Given task:
Rewrite every line of the material below as one numbered list, skipping blank lines, and keep pictures out of your reply.

Working data:

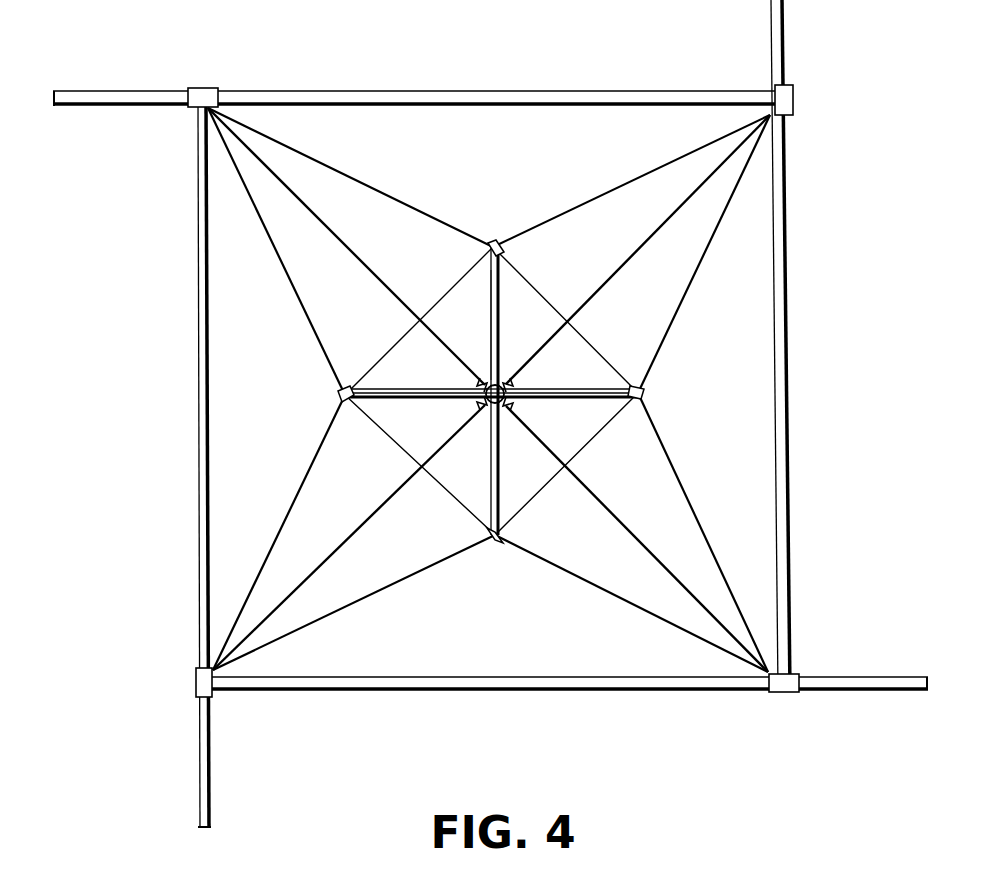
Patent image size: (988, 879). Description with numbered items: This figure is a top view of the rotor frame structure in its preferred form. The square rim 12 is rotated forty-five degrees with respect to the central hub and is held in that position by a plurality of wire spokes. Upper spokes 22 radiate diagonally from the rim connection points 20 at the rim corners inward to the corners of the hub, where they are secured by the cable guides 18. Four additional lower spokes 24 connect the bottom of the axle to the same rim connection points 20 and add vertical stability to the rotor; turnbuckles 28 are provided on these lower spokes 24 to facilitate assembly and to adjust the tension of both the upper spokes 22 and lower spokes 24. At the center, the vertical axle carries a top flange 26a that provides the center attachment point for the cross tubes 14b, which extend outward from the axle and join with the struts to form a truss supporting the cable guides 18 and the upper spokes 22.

The rim 12 is at (202, 412).
The rim connection points 20 is at (203, 98).
The upper spokes 22 is at (275, 247).
The cable guides 18 is at (493, 242).
The cross tubes 14b is at (494, 294).
The lower spokes 24 is at (612, 266).
The turnbuckles 28 is at (512, 378).
The top flange 26a is at (484, 404).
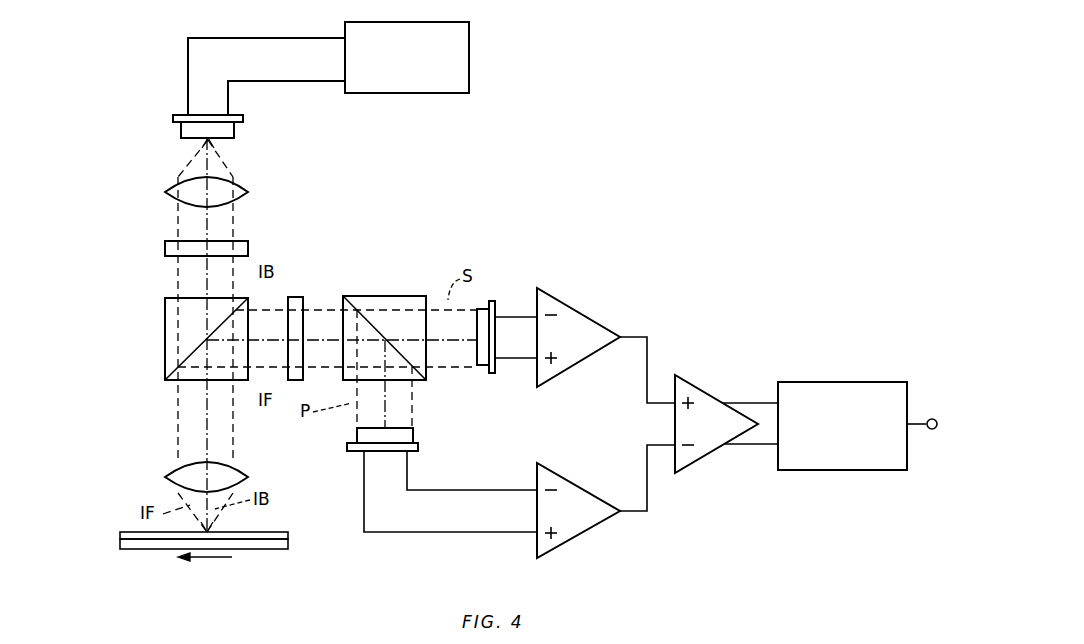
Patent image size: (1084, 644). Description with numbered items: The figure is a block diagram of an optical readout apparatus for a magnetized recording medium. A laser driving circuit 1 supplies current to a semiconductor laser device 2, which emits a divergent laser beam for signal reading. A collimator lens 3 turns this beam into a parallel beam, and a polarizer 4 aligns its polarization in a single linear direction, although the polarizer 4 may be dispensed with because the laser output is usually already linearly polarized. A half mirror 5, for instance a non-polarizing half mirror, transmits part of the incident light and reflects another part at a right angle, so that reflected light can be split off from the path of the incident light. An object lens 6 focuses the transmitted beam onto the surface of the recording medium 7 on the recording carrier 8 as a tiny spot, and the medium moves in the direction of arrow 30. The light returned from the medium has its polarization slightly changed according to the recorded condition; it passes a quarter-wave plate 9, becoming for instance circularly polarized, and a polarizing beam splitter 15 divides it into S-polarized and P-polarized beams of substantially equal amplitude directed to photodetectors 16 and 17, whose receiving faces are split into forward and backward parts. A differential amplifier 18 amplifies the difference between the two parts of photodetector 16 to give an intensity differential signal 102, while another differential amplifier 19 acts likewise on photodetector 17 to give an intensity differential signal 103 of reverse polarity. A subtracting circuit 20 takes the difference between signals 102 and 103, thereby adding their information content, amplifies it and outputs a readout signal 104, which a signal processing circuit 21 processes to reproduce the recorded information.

The laser driving circuit 1 is at (469, 57).
The semiconductor laser device 2 is at (178, 130).
The collimator lens 3 is at (165, 190).
The polarizer 4 is at (165, 250).
The half mirror 5 is at (165, 333).
The object lens 6 is at (165, 478).
The recording medium 7 is at (272, 532).
The recording carrier 8 is at (288, 544).
The quarter-wave plate 9 is at (290, 295).
The polarizing beam splitter 15 is at (390, 295).
The photodetector 16 is at (487, 300).
The photodetector 17 is at (418, 437).
The differential amplifier 18 is at (580, 310).
The differential amplifier 19 is at (575, 478).
The subtracting circuit 20 is at (700, 462).
The signal processing circuit 21 is at (848, 470).
The arrow 30 is at (205, 568).
The intensity differential signal 102 is at (650, 344).
The intensity differential signal 103 is at (645, 514).
The readout signal 104 is at (750, 401).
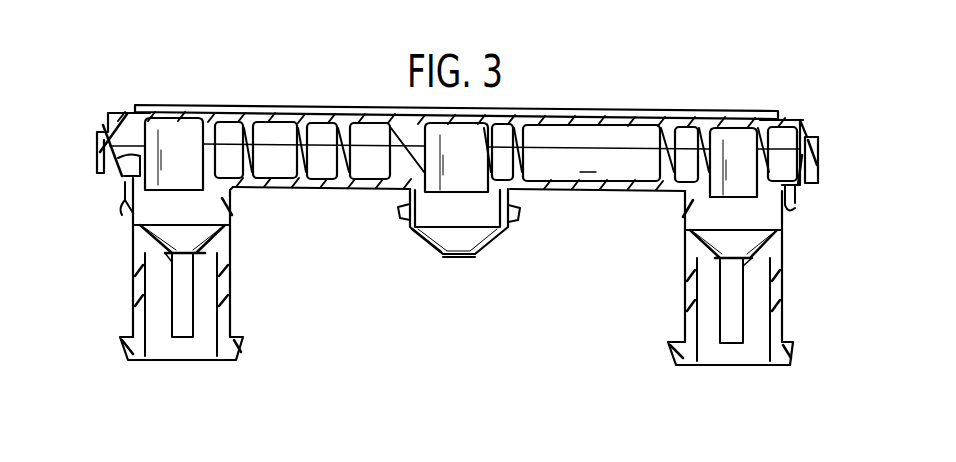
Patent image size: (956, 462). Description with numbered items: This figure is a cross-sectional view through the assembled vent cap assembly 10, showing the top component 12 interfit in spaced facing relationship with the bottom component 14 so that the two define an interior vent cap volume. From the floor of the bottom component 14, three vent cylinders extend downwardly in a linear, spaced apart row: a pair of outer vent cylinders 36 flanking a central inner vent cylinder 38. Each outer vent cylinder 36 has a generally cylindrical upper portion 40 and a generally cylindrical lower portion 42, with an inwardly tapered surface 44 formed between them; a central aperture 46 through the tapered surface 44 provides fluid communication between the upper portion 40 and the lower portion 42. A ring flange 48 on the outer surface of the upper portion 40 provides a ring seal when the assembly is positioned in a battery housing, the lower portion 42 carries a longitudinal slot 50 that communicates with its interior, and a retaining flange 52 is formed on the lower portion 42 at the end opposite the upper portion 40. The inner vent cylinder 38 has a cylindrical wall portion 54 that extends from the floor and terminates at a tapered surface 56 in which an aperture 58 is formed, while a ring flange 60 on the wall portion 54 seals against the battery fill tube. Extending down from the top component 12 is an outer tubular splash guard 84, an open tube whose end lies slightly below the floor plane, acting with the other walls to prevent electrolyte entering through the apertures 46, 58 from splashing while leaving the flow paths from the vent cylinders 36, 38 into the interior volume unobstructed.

The vent cap assembly 10 is at (318, 90).
The top component 12 is at (85, 110).
The bottom component 14 is at (120, 237).
The outer vent cylinder 36 is at (218, 373).
The inner vent cylinder 38 is at (497, 254).
The upper portion 40 is at (118, 193).
The lower portion 42 is at (229, 286).
The inwardly tapered surface 44 is at (218, 238).
The central aperture 46 is at (176, 262).
The ring flange 48 is at (247, 206).
The longitudinal slot 50 is at (190, 311).
The retaining flange 52 is at (124, 348).
The cylindrical wall portion 54 is at (520, 207).
The tapered surface 56 is at (418, 247).
The aperture 58 is at (456, 262).
The ring flange 60 is at (399, 211).
The outer tubular splash guard 84 is at (140, 156).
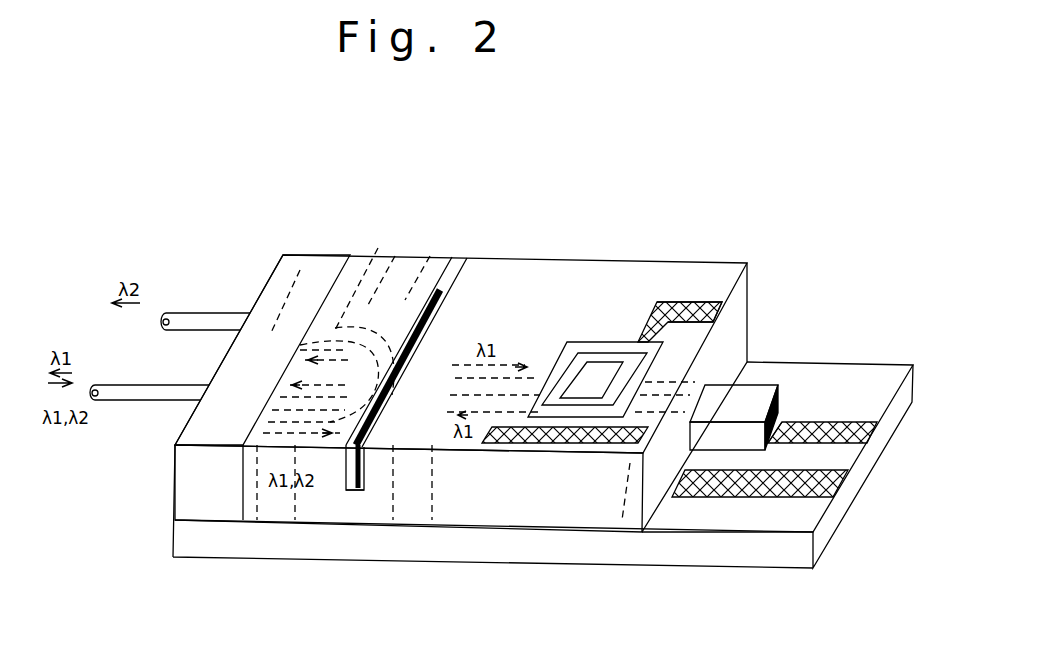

Response to the exercise:
1. Patent image size: (988, 879). Description with numbered items: This figure is a top view of the rotor frame structure in its preferred form. The square rim 12 is rotated forty-five degrees with respect to the central hub and is held in that position by a plurality of wire spokes. Upper spokes 22 radiate diagonally from the rim connection points 20 at the rim corners inward to the corners of the hub, where they are secured by the cable guides 18. Four additional lower spokes 24 connect the bottom of the axle to the same rim connection points 20 and add vertical stability to the rotor; turnbuckles 28 are provided on these lower spokes 24 to facilitate assembly and to adjust the tension of both the upper spokes 22 and lower spokes 24. At the center, the vertical axle carries a top flange 26a that provides the center attachment point for the cross tubes 14b, which extend outward from the axle and join with the struts to form a truss supporting the cable guides 18 and the upper spokes 22.
2. The rim 12 is at (202, 412).
3. The rim connection points 20 is at (203, 98).
4. The upper spokes 22 is at (275, 247).
5. The cable guides 18 is at (493, 242).
6. The cross tubes 14b is at (494, 294).
7. The lower spokes 24 is at (612, 266).
8. The turnbuckles 28 is at (512, 378).
9. The top flange 26a is at (484, 404).
10. Patent image size: (1084, 644). Description with numbered items: The figure is a block diagram of an optical readout apparatus for a magnetized recording medium. A laser driving circuit 1 supplies current to a semiconductor laser device 2, which emits a divergent laser beam for signal reading. A collimator lens 3 turns this beam into a parallel beam, and a polarizer 4 aligns its polarization in a single linear direction, although the polarizer 4 may be dispensed with because the laser output is usually already linearly polarized. A half mirror 5, for instance a non-polarizing half mirror, transmits part of the incident light and reflects another part at a right angle, so that reflected light can be split off from the path of the incident light. An object lens 6 focuses the transmitted beam onto the surface of the recording medium 7 on the recording carrier 8 as a tiny spot, and the medium moves in the direction of arrow 30. The light returned from the medium has its polarization slightly changed according to the recorded condition; it passes a quarter-wave plate 9, becoming for instance circularly polarized, and a polarizing beam splitter 15 divides it into S-polarized and P-polarized beams of substantially equal amplitude directed to photodetectors 16 and 17, whose receiving faces are split into forward and backward parts. A differential amplifier 18 amplifies the difference between the two parts of photodetector 16 to give an intensity differential signal 102, while another differential amplifier 19 acts likewise on photodetector 17 to give an intensity differential signal 103 of reverse polarity. A subtracting circuit 20 takes the difference between signals 102 and 103, thereby adding their information content, amplifies it and outputs a readout signal 104, which a signal processing circuit 21 processes to reproduce the recorded information.
11. The laser driving circuit 1 is at (469, 57).
12. The semiconductor laser device 2 is at (178, 130).
13. The collimator lens 3 is at (165, 190).
14. The polarizer 4 is at (165, 250).
15. The half mirror 5 is at (165, 333).
16. The object lens 6 is at (165, 478).
17. The recording medium 7 is at (272, 532).
18. The recording carrier 8 is at (288, 544).
19. The quarter-wave plate 9 is at (290, 295).
20. The polarizing beam splitter 15 is at (390, 295).
21. The photodetector 16 is at (487, 300).
22. The photodetector 17 is at (418, 437).
23. The differential amplifier 18 is at (580, 310).
24. The differential amplifier 19 is at (575, 478).
25. The subtracting circuit 20 is at (700, 462).
26. The signal processing circuit 21 is at (848, 470).
27. The arrow 30 is at (205, 568).
28. The intensity differential signal 102 is at (650, 344).
29. The intensity differential signal 103 is at (645, 514).
30. The readout signal 104 is at (750, 401).
31. Patent image size: (956, 462). Description with numbered items: This figure is a cross-sectional view through the assembled vent cap assembly 10, showing the top component 12 interfit in spaced facing relationship with the bottom component 14 so that the two define an interior vent cap volume. From the floor of the bottom component 14, three vent cylinders extend downwardly in a linear, spaced apart row: a pair of outer vent cylinders 36 flanking a central inner vent cylinder 38. Each outer vent cylinder 36 has a generally cylindrical upper portion 40 and a generally cylindrical lower portion 42, with an inwardly tapered surface 44 formed between them; a central aperture 46 through the tapered surface 44 provides fluid communication between the upper portion 40 and the lower portion 42. A ring flange 48 on the outer surface of the upper portion 40 provides a ring seal when the assembly is positioned in a battery housing, the lower portion 42 carries a longitudinal slot 50 that communicates with its interior, and a retaining flange 52 is formed on the lower portion 42 at the end opposite the upper portion 40. The inner vent cylinder 38 has a cylindrical wall portion 54 that extends from the floor and terminates at a tapered surface 56 in which an aperture 58 is formed, while a ring flange 60 on the wall portion 54 seals against the battery fill tube. Extending down from the top component 12 is an outer tubular splash guard 84, an open tube whose end lies slightly below the floor plane, acting with the other walls to prevent electrolyte entering through the apertures 46, 58 from splashing while leaving the flow paths from the vent cylinders 36, 38 into the interior volume unobstructed.
32. The vent cap assembly 10 is at (318, 90).
33. The top component 12 is at (85, 110).
34. The bottom component 14 is at (120, 237).
35. The outer vent cylinder 36 is at (218, 373).
36. The inner vent cylinder 38 is at (497, 254).
37. The upper portion 40 is at (118, 193).
38. The lower portion 42 is at (229, 286).
39. The inwardly tapered surface 44 is at (218, 238).
40. The central aperture 46 is at (176, 262).
41. The ring flange 48 is at (247, 206).
42. The longitudinal slot 50 is at (190, 311).
43. The retaining flange 52 is at (124, 348).
44. The cylindrical wall portion 54 is at (520, 207).
45. The tapered surface 56 is at (418, 247).
46. The aperture 58 is at (456, 262).
47. The ring flange 60 is at (399, 211).
48. The outer tubular splash guard 84 is at (140, 156).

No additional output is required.